-- REQUIREMENT --
Pictures appear in the records below; write out everything else exactly.
*** INPUT RECORDS ***
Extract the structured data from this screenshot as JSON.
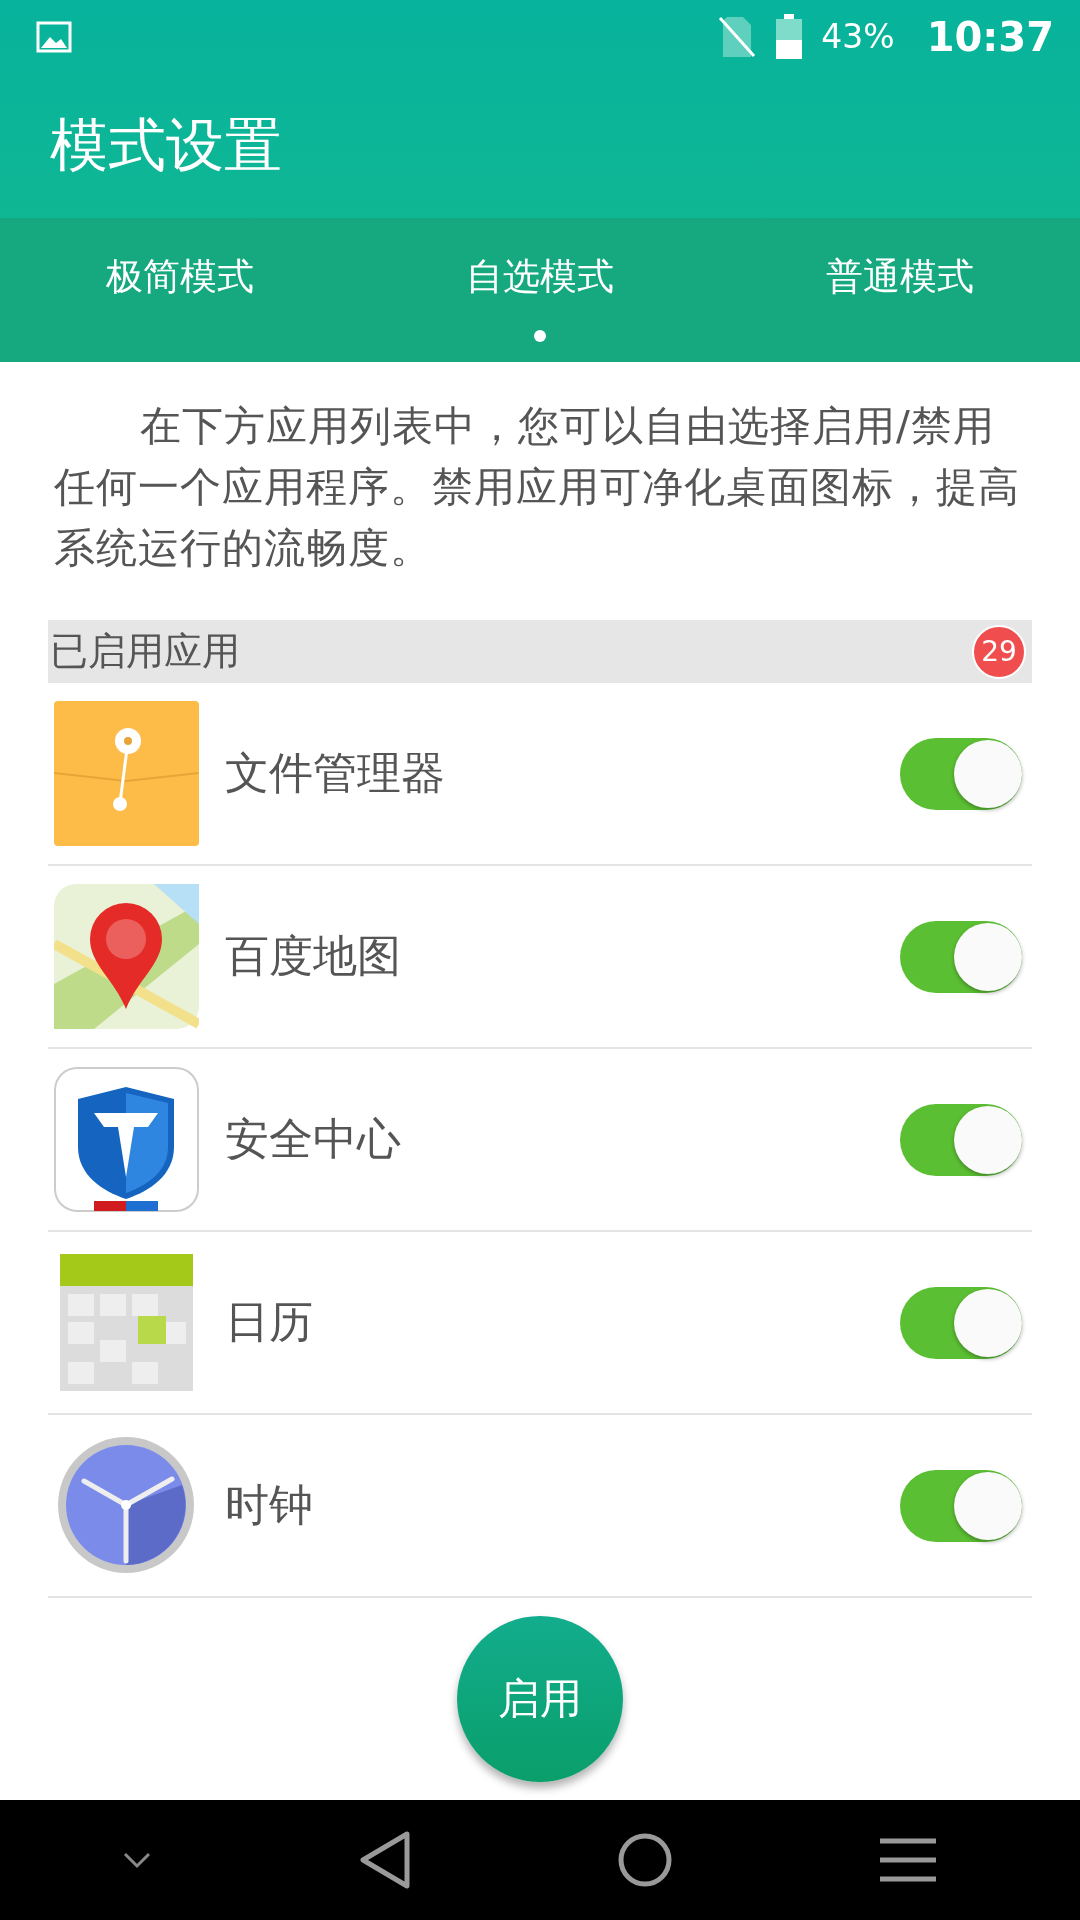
{
  "status_bar": {
    "battery": "43%",
    "time": "10:37"
  },
  "title": "模式设置",
  "tabs": [
    {
      "label": "极简模式",
      "selected": false
    },
    {
      "label": "自选模式",
      "selected": true
    },
    {
      "label": "普通模式",
      "selected": false
    }
  ],
  "description": "在下方应用列表中，您可以自由选择启用/禁用任何一个应用程序。禁用应用可净化桌面图标，提高系统运行的流畅度。",
  "section": {
    "title": "已启用应用",
    "count": "29"
  },
  "apps": [
    {
      "name": "文件管理器",
      "kind": "files",
      "on": true
    },
    {
      "name": "百度地图",
      "kind": "map",
      "on": true
    },
    {
      "name": "安全中心",
      "kind": "shield",
      "on": true
    },
    {
      "name": "日历",
      "kind": "calendar",
      "on": true
    },
    {
      "name": "时钟",
      "kind": "clock",
      "on": true
    }
  ],
  "action_button": "启用"
}
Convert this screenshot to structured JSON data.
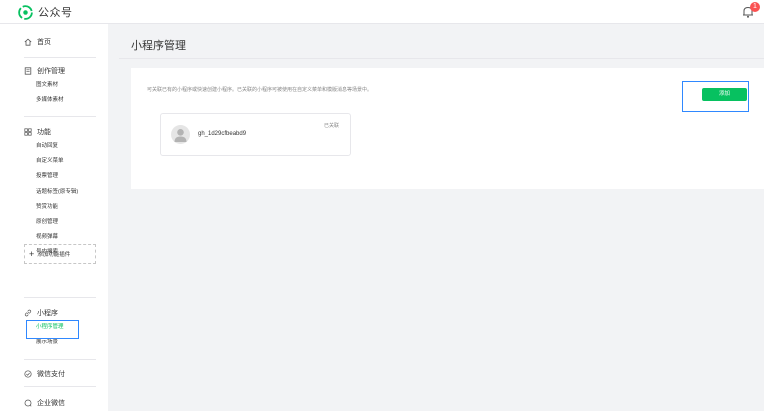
{
  "header": {
    "brand": "公众号",
    "notification_count": "1"
  },
  "sidebar": {
    "home": "首页",
    "creation": {
      "title": "创作管理",
      "items": [
        "图文素材",
        "多媒体素材"
      ]
    },
    "features": {
      "title": "功能",
      "items": [
        "自动回复",
        "自定义菜单",
        "投票管理",
        "话题标签(原专辑)",
        "赞赏功能",
        "原创管理",
        "视频弹幕",
        "号内搜索"
      ],
      "add_plugin": "添加功能插件"
    },
    "mini_program": {
      "title": "小程序",
      "items": [
        "小程序管理",
        "展示场景"
      ]
    },
    "wechat_pay": "微信支付",
    "wecom": "企业微信"
  },
  "main": {
    "title": "小程序管理",
    "description": "可关联已有的小程序或快速创建小程序。已关联的小程序可被使用在自定义菜单和模版消息等场景中。",
    "add_button": "添加",
    "linked_card": {
      "app_id": "gh_1d29cfbeabd9",
      "status": "已关联"
    }
  },
  "colors": {
    "brand_green": "#07c160",
    "highlight_blue": "#2f88ff",
    "badge_red": "#fa5151"
  }
}
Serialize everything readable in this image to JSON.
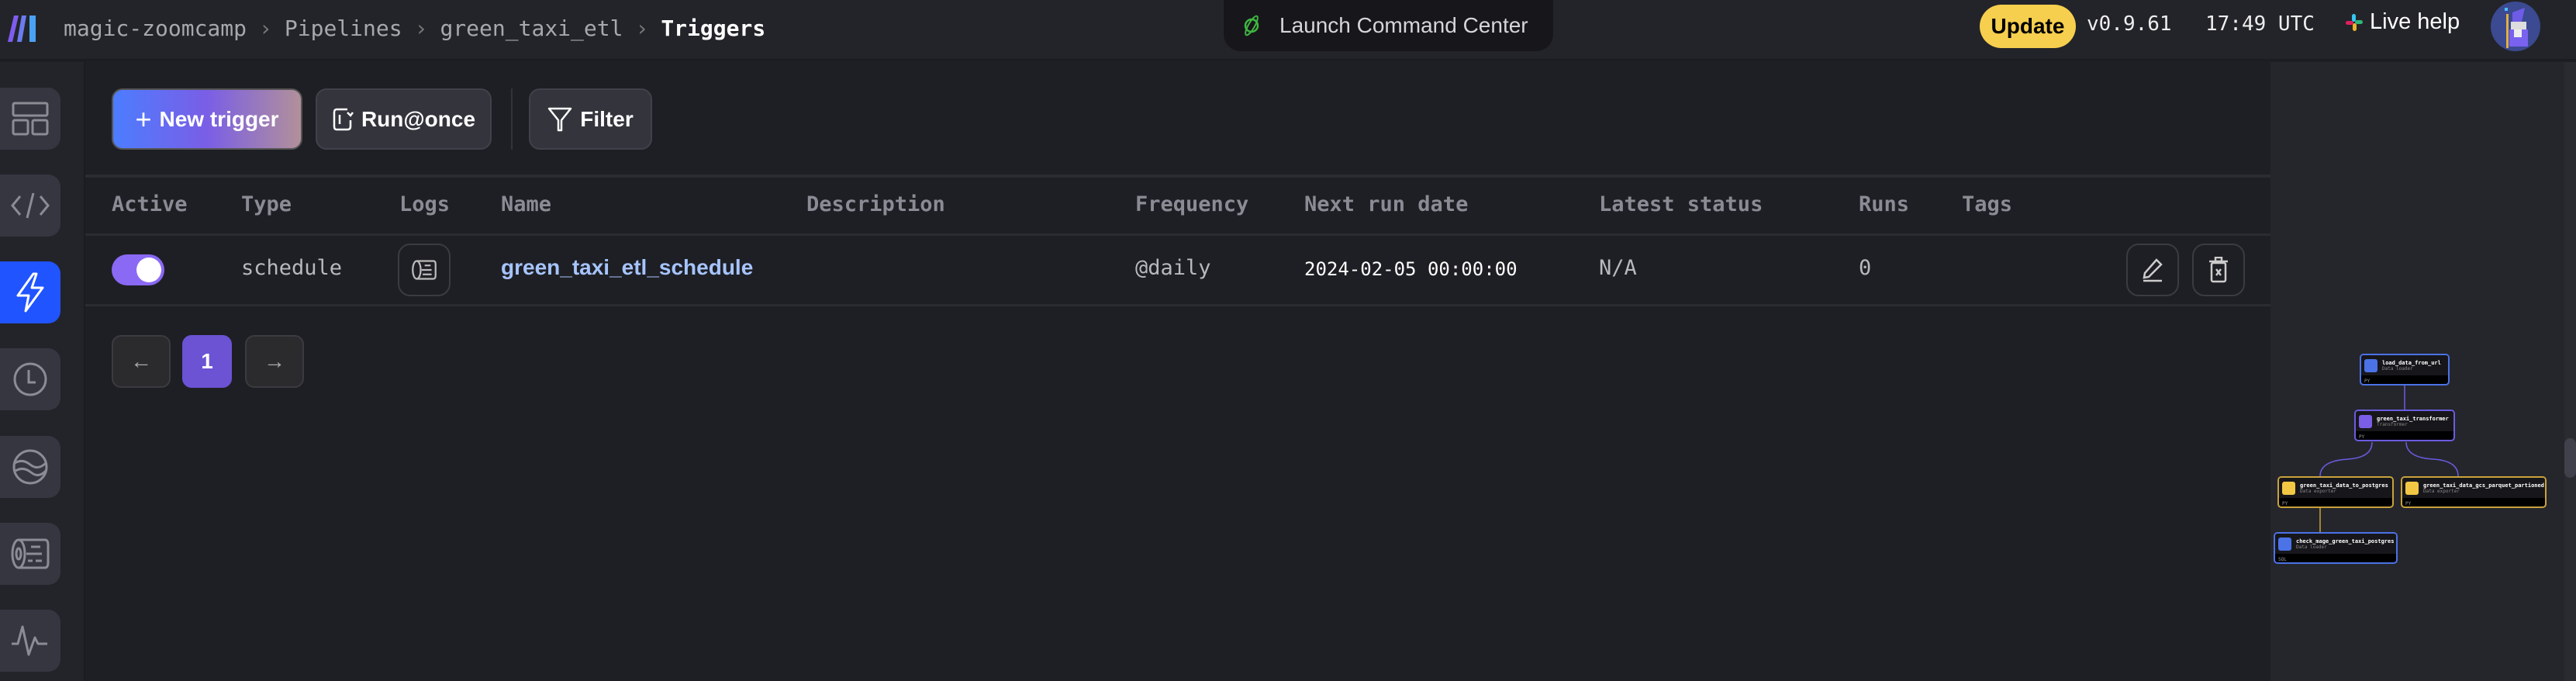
{
  "header": {
    "breadcrumbs": [
      "magic-zoomcamp",
      "Pipelines",
      "green_taxi_etl"
    ],
    "current_page": "Triggers",
    "command_center": "Launch Command Center",
    "update": "Update",
    "version": "v0.9.61",
    "time": "17:49 UTC",
    "live_help": "Live help"
  },
  "sidebar": {
    "items": [
      "pipeline-overview",
      "edit-code",
      "triggers",
      "runs",
      "block-runs",
      "logs",
      "monitor"
    ],
    "active": "triggers"
  },
  "toolbar": {
    "new_trigger": "New trigger",
    "run_once": "Run@once",
    "filter": "Filter"
  },
  "table": {
    "columns": [
      "Active",
      "Type",
      "Logs",
      "Name",
      "Description",
      "Frequency",
      "Next run date",
      "Latest status",
      "Runs",
      "Tags"
    ],
    "rows": [
      {
        "active": true,
        "type": "schedule",
        "name": "green_taxi_etl_schedule",
        "description": "",
        "frequency": "@daily",
        "next_run": "2024-02-05 00:00:00",
        "status": "N/A",
        "runs": "0",
        "tags": ""
      }
    ]
  },
  "pagination": {
    "current": "1"
  },
  "graph": {
    "nodes": [
      {
        "name": "load_data_from_url",
        "kind": "Data loader",
        "lang": "PY"
      },
      {
        "name": "green_taxi_transformer",
        "kind": "Transformer",
        "lang": "PY"
      },
      {
        "name": "green_taxi_data_to_postgres",
        "kind": "Data exporter",
        "lang": "PY"
      },
      {
        "name": "green_taxi_data_gcs_parquet_partioned",
        "kind": "Data exporter",
        "lang": "PY"
      },
      {
        "name": "check_mage_green_taxi_postgres",
        "kind": "Data loader",
        "lang": "SQL"
      }
    ]
  },
  "colors": {
    "accent": "#2054ff",
    "toggle": "#8a69f5",
    "update": "#f7cf4e",
    "loader": "#4b72e6",
    "transformer": "#7a5ee6",
    "exporter": "#e6b43c",
    "name_link": "#a6c4ff"
  }
}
***
-- EXPECTED ANSWER --
Extract the structured data from this screenshot as JSON.
{
  "status_bar": {
    "battery": "43%",
    "time": "10:37"
  },
  "title": "模式设置",
  "tabs": [
    {
      "label": "极简模式",
      "selected": false
    },
    {
      "label": "自选模式",
      "selected": true
    },
    {
      "label": "普通模式",
      "selected": false
    }
  ],
  "description": "在下方应用列表中，您可以自由选择启用/禁用任何一个应用程序。禁用应用可净化桌面图标，提高系统运行的流畅度。",
  "section": {
    "title": "已启用应用",
    "count": "29"
  },
  "apps": [
    {
      "name": "文件管理器",
      "kind": "files",
      "on": true
    },
    {
      "name": "百度地图",
      "kind": "map",
      "on": true
    },
    {
      "name": "安全中心",
      "kind": "shield",
      "on": true
    },
    {
      "name": "日历",
      "kind": "calendar",
      "on": true
    },
    {
      "name": "时钟",
      "kind": "clock",
      "on": true
    }
  ],
  "action_button": "启用"
}
Convert this screenshot to structured JSON data.
{
  "header": {
    "brand": "公众号",
    "notification_count": "1"
  },
  "sidebar": {
    "home": "首页",
    "creation": {
      "title": "创作管理",
      "items": [
        "图文素材",
        "多媒体素材"
      ]
    },
    "features": {
      "title": "功能",
      "items": [
        "自动回复",
        "自定义菜单",
        "投票管理",
        "话题标签(原专辑)",
        "赞赏功能",
        "原创管理",
        "视频弹幕",
        "号内搜索"
      ],
      "add_plugin": "添加功能插件"
    },
    "mini_program": {
      "title": "小程序",
      "items": [
        "小程序管理",
        "展示场景"
      ]
    },
    "wechat_pay": "微信支付",
    "wecom": "企业微信"
  },
  "main": {
    "title": "小程序管理",
    "description": "可关联已有的小程序或快速创建小程序。已关联的小程序可被使用在自定义菜单和模版消息等场景中。",
    "add_button": "添加",
    "linked_card": {
      "app_id": "gh_1d29cfbeabd9",
      "status": "已关联"
    }
  },
  "colors": {
    "brand_green": "#07c160",
    "highlight_blue": "#2f88ff",
    "badge_red": "#fa5151"
  }
}
Serialize everything readable in this image to JSON.
{
  "header": {
    "breadcrumbs": [
      "magic-zoomcamp",
      "Pipelines",
      "green_taxi_etl"
    ],
    "current_page": "Triggers",
    "command_center": "Launch Command Center",
    "update": "Update",
    "version": "v0.9.61",
    "time": "17:49 UTC",
    "live_help": "Live help"
  },
  "sidebar": {
    "items": [
      "pipeline-overview",
      "edit-code",
      "triggers",
      "runs",
      "block-runs",
      "logs",
      "monitor"
    ],
    "active": "triggers"
  },
  "toolbar": {
    "new_trigger": "New trigger",
    "run_once": "Run@once",
    "filter": "Filter"
  },
  "table": {
    "columns": [
      "Active",
      "Type",
      "Logs",
      "Name",
      "Description",
      "Frequency",
      "Next run date",
      "Latest status",
      "Runs",
      "Tags"
    ],
    "rows": [
      {
        "active": true,
        "type": "schedule",
        "name": "green_taxi_etl_schedule",
        "description": "",
        "frequency": "@daily",
        "next_run": "2024-02-05 00:00:00",
        "status": "N/A",
        "runs": "0",
        "tags": ""
      }
    ]
  },
  "pagination": {
    "current": "1"
  },
  "graph": {
    "nodes": [
      {
        "name": "load_data_from_url",
        "kind": "Data loader",
        "lang": "PY"
      },
      {
        "name": "green_taxi_transformer",
        "kind": "Transformer",
        "lang": "PY"
      },
      {
        "name": "green_taxi_data_to_postgres",
        "kind": "Data exporter",
        "lang": "PY"
      },
      {
        "name": "green_taxi_data_gcs_parquet_partioned",
        "kind": "Data exporter",
        "lang": "PY"
      },
      {
        "name": "check_mage_green_taxi_postgres",
        "kind": "Data loader",
        "lang": "SQL"
      }
    ]
  },
  "colors": {
    "accent": "#2054ff",
    "toggle": "#8a69f5",
    "update": "#f7cf4e",
    "loader": "#4b72e6",
    "transformer": "#7a5ee6",
    "exporter": "#e6b43c",
    "name_link": "#a6c4ff"
  }
}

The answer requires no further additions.